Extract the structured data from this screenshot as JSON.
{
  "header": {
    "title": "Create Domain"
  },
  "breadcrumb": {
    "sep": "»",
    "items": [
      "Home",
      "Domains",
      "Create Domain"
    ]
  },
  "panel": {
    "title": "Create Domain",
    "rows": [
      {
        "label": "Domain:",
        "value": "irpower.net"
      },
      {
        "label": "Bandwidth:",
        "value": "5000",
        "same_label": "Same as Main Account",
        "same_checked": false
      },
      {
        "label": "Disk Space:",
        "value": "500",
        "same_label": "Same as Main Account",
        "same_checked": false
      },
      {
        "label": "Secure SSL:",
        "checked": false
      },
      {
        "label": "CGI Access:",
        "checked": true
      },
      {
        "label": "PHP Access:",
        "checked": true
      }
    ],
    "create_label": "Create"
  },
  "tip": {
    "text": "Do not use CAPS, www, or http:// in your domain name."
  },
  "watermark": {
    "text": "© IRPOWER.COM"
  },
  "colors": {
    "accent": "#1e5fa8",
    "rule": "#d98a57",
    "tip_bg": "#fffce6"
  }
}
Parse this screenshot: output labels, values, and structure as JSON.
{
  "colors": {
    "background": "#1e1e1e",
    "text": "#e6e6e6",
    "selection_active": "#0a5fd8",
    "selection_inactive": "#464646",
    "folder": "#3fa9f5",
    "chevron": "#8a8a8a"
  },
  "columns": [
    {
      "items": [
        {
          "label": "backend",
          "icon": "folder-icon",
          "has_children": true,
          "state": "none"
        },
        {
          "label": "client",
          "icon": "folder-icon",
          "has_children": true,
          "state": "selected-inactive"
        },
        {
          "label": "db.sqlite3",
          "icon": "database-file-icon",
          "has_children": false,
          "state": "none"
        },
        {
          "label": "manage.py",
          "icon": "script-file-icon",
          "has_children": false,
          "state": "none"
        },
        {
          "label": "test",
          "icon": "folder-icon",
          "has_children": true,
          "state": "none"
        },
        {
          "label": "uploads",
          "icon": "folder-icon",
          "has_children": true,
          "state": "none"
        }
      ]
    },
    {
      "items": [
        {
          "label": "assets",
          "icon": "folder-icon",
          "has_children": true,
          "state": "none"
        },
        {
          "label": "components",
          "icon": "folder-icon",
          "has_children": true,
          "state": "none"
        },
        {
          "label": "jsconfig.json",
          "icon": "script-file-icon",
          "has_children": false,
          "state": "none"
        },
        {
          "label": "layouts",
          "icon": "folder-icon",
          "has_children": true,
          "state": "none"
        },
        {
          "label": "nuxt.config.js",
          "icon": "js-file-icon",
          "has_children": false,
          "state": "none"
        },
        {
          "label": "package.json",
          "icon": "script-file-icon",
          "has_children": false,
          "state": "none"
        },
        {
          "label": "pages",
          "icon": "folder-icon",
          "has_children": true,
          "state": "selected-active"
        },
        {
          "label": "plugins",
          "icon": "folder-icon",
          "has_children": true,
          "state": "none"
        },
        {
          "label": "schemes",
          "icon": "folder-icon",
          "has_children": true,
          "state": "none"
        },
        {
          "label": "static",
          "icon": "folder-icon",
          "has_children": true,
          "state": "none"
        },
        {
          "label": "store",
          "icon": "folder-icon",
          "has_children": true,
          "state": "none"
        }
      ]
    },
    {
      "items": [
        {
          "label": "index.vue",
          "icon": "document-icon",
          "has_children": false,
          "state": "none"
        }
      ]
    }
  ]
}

┄┄┄┄┄┄┄┄┄┄┄┄┄┄┄┄┄┄┄┄

Aim of the task: Reproduce every entry shown above, precisely as it stands.

Output below:
Extract the structured data from this screenshot as JSON.
{
  "header": {
    "title": "Create Domain"
  },
  "breadcrumb": {
    "sep": "»",
    "items": [
      "Home",
      "Domains",
      "Create Domain"
    ]
  },
  "panel": {
    "title": "Create Domain",
    "rows": [
      {
        "label": "Domain:",
        "value": "irpower.net"
      },
      {
        "label": "Bandwidth:",
        "value": "5000",
        "same_label": "Same as Main Account",
        "same_checked": false
      },
      {
        "label": "Disk Space:",
        "value": "500",
        "same_label": "Same as Main Account",
        "same_checked": false
      },
      {
        "label": "Secure SSL:",
        "checked": false
      },
      {
        "label": "CGI Access:",
        "checked": true
      },
      {
        "label": "PHP Access:",
        "checked": true
      }
    ],
    "create_label": "Create"
  },
  "tip": {
    "text": "Do not use CAPS, www, or http:// in your domain name."
  },
  "watermark": {
    "text": "© IRPOWER.COM"
  },
  "colors": {
    "accent": "#1e5fa8",
    "rule": "#d98a57",
    "tip_bg": "#fffce6"
  }
}
Parse this screenshot: output labels, values, and structure as JSON.
{
  "colors": {
    "background": "#1e1e1e",
    "text": "#e6e6e6",
    "selection_active": "#0a5fd8",
    "selection_inactive": "#464646",
    "folder": "#3fa9f5",
    "chevron": "#8a8a8a"
  },
  "columns": [
    {
      "items": [
        {
          "label": "backend",
          "icon": "folder-icon",
          "has_children": true,
          "state": "none"
        },
        {
          "label": "client",
          "icon": "folder-icon",
          "has_children": true,
          "state": "selected-inactive"
        },
        {
          "label": "db.sqlite3",
          "icon": "database-file-icon",
          "has_children": false,
          "state": "none"
        },
        {
          "label": "manage.py",
          "icon": "script-file-icon",
          "has_children": false,
          "state": "none"
        },
        {
          "label": "test",
          "icon": "folder-icon",
          "has_children": true,
          "state": "none"
        },
        {
          "label": "uploads",
          "icon": "folder-icon",
          "has_children": true,
          "state": "none"
        }
      ]
    },
    {
      "items": [
        {
          "label": "assets",
          "icon": "folder-icon",
          "has_children": true,
          "state": "none"
        },
        {
          "label": "components",
          "icon": "folder-icon",
          "has_children": true,
          "state": "none"
        },
        {
          "label": "jsconfig.json",
          "icon": "script-file-icon",
          "has_children": false,
          "state": "none"
        },
        {
          "label": "layouts",
          "icon": "folder-icon",
          "has_children": true,
          "state": "none"
        },
        {
          "label": "nuxt.config.js",
          "icon": "js-file-icon",
          "has_children": false,
          "state": "none"
        },
        {
          "label": "package.json",
          "icon": "script-file-icon",
          "has_children": false,
          "state": "none"
        },
        {
          "label": "pages",
          "icon": "folder-icon",
          "has_children": true,
          "state": "selected-active"
        },
        {
          "label": "plugins",
          "icon": "folder-icon",
          "has_children": true,
          "state": "none"
        },
        {
          "label": "schemes",
          "icon": "folder-icon",
          "has_children": true,
          "state": "none"
        },
        {
          "label": "static",
          "icon": "folder-icon",
          "has_children": true,
          "state": "none"
        },
        {
          "label": "store",
          "icon": "folder-icon",
          "has_children": true,
          "state": "none"
        }
      ]
    },
    {
      "items": [
        {
          "label": "index.vue",
          "icon": "document-icon",
          "has_children": false,
          "state": "none"
        }
      ]
    }
  ]
}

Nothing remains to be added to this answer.